%%

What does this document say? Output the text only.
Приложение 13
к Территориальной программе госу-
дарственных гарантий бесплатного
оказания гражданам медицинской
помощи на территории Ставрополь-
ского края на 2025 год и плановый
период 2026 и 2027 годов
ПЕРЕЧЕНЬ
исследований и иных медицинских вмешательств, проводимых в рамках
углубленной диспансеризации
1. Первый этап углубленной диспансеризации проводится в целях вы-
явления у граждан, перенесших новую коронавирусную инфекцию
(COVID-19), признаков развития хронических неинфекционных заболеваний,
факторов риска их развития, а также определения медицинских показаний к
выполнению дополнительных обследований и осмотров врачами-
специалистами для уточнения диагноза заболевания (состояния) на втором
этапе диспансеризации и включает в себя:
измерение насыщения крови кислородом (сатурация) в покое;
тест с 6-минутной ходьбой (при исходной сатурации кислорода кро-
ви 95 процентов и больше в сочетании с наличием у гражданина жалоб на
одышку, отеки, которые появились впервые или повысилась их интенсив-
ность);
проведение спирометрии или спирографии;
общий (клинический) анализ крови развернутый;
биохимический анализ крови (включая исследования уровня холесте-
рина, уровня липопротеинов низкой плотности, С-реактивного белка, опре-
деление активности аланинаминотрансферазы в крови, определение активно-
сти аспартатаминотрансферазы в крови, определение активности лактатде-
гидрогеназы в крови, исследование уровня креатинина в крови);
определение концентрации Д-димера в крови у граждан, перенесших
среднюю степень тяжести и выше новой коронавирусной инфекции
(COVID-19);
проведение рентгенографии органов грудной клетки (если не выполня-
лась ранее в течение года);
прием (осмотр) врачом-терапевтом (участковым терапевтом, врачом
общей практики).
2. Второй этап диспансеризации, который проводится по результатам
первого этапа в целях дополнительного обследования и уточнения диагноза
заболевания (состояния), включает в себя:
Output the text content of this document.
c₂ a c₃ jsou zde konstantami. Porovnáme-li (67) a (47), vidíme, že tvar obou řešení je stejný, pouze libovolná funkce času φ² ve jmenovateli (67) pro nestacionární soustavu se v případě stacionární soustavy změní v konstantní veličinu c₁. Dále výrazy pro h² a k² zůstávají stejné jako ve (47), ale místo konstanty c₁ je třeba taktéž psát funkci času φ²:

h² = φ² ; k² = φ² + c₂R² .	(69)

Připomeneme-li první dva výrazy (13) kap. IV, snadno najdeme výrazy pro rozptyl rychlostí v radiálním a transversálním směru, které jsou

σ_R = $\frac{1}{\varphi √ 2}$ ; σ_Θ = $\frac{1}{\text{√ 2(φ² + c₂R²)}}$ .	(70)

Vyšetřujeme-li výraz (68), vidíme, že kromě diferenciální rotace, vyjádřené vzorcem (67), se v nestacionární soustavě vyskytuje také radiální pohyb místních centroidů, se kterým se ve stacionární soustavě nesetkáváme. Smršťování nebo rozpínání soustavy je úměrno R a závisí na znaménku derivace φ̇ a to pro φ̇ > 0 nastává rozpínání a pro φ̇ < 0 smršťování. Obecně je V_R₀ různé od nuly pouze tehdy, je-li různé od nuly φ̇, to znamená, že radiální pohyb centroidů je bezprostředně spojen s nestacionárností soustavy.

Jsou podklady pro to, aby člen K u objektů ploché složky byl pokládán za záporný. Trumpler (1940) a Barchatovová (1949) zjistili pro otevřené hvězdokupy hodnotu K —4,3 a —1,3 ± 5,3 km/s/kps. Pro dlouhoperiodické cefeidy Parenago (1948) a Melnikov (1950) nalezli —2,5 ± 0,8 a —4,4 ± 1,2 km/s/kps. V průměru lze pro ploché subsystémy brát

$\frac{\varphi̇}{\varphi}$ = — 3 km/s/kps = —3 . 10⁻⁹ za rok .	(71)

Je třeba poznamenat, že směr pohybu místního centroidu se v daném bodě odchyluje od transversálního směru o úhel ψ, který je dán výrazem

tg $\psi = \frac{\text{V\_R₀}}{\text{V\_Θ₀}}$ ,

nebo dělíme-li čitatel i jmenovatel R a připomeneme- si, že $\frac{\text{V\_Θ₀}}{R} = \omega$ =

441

%%

**Exercise directions**
Above are the records; retype every one exactly.

**Solution**
What does this document say? Output the text only.
Приложение 13
к Территориальной программе госу-
дарственных гарантий бесплатного
оказания гражданам медицинской
помощи на территории Ставрополь-
ского края на 2025 год и плановый
период 2026 и 2027 годов
ПЕРЕЧЕНЬ
исследований и иных медицинских вмешательств, проводимых в рамках
углубленной диспансеризации
1. Первый этап углубленной диспансеризации проводится в целях вы-
явления у граждан, перенесших новую коронавирусную инфекцию
(COVID-19), признаков развития хронических неинфекционных заболеваний,
факторов риска их развития, а также определения медицинских показаний к
выполнению дополнительных обследований и осмотров врачами-
специалистами для уточнения диагноза заболевания (состояния) на втором
этапе диспансеризации и включает в себя:
измерение насыщения крови кислородом (сатурация) в покое;
тест с 6-минутной ходьбой (при исходной сатурации кислорода кро-
ви 95 процентов и больше в сочетании с наличием у гражданина жалоб на
одышку, отеки, которые появились впервые или повысилась их интенсив-
ность);
проведение спирометрии или спирографии;
общий (клинический) анализ крови развернутый;
биохимический анализ крови (включая исследования уровня холесте-
рина, уровня липопротеинов низкой плотности, С-реактивного белка, опре-
деление активности аланинаминотрансферазы в крови, определение активно-
сти аспартатаминотрансферазы в крови, определение активности лактатде-
гидрогеназы в крови, исследование уровня креатинина в крови);
определение концентрации Д-димера в крови у граждан, перенесших
среднюю степень тяжести и выше новой коронавирусной инфекции
(COVID-19);
проведение рентгенографии органов грудной клетки (если не выполня-
лась ранее в течение года);
прием (осмотр) врачом-терапевтом (участковым терапевтом, врачом
общей практики).
2. Второй этап диспансеризации, который проводится по результатам
первого этапа в целях дополнительного обследования и уточнения диагноза
заболевания (состояния), включает в себя:
Output the text content of this document.
c₂ a c₃ jsou zde konstantami. Porovnáme-li (67) a (47), vidíme, že tvar obou řešení je stejný, pouze libovolná funkce času φ² ve jmenovateli (67) pro nestacionární soustavu se v případě stacionární soustavy změní v konstantní veličinu c₁. Dále výrazy pro h² a k² zůstávají stejné jako ve (47), ale místo konstanty c₁ je třeba taktéž psát funkci času φ²:

h² = φ² ; k² = φ² + c₂R² .	(69)

Připomeneme-li první dva výrazy (13) kap. IV, snadno najdeme výrazy pro rozptyl rychlostí v radiálním a transversálním směru, které jsou

σ_R = $\frac{1}{\varphi √ 2}$ ; σ_Θ = $\frac{1}{\text{√ 2(φ² + c₂R²)}}$ .	(70)

Vyšetřujeme-li výraz (68), vidíme, že kromě diferenciální rotace, vyjádřené vzorcem (67), se v nestacionární soustavě vyskytuje také radiální pohyb místních centroidů, se kterým se ve stacionární soustavě nesetkáváme. Smršťování nebo rozpínání soustavy je úměrno R a závisí na znaménku derivace φ̇ a to pro φ̇ > 0 nastává rozpínání a pro φ̇ < 0 smršťování. Obecně je V_R₀ různé od nuly pouze tehdy, je-li různé od nuly φ̇, to znamená, že radiální pohyb centroidů je bezprostředně spojen s nestacionárností soustavy.

Jsou podklady pro to, aby člen K u objektů ploché složky byl pokládán za záporný. Trumpler (1940) a Barchatovová (1949) zjistili pro otevřené hvězdokupy hodnotu K —4,3 a —1,3 ± 5,3 km/s/kps. Pro dlouhoperiodické cefeidy Parenago (1948) a Melnikov (1950) nalezli —2,5 ± 0,8 a —4,4 ± 1,2 km/s/kps. V průměru lze pro ploché subsystémy brát

$\frac{\varphi̇}{\varphi}$ = — 3 km/s/kps = —3 . 10⁻⁹ za rok .	(71)

Je třeba poznamenat, že směr pohybu místního centroidu se v daném bodě odchyluje od transversálního směru o úhel ψ, který je dán výrazem

tg $\psi = \frac{\text{V\_R₀}}{\text{V\_Θ₀}}$ ,

nebo dělíme-li čitatel i jmenovatel R a připomeneme- si, že $\frac{\text{V\_Θ₀}}{R} = \omega$ =

441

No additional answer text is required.